<<<<

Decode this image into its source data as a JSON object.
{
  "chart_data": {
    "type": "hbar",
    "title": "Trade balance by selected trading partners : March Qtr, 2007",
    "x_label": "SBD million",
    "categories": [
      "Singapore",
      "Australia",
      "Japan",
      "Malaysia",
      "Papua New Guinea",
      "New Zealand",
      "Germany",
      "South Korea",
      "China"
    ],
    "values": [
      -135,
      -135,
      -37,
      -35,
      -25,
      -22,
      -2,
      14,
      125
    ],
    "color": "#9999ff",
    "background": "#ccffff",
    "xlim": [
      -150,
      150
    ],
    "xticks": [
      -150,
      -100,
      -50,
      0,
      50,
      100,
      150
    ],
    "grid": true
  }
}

>>>>

→ **What to do**:
All of the data needs to be printed once more, exactly.

→ **Answer below**:
Decode this image into its source data as a JSON object.
{
  "chart_data": {
    "type": "hbar",
    "title": "Trade balance by selected trading partners : March Qtr, 2007",
    "x_label": "SBD million",
    "categories": [
      "Singapore",
      "Australia",
      "Japan",
      "Malaysia",
      "Papua New Guinea",
      "New Zealand",
      "Germany",
      "South Korea",
      "China"
    ],
    "values": [
      -135,
      -135,
      -37,
      -35,
      -25,
      -22,
      -2,
      14,
      125
    ],
    "color": "#9999ff",
    "background": "#ccffff",
    "xlim": [
      -150,
      150
    ],
    "xticks": [
      -150,
      -100,
      -50,
      0,
      50,
      100,
      150
    ],
    "grid": true
  }
}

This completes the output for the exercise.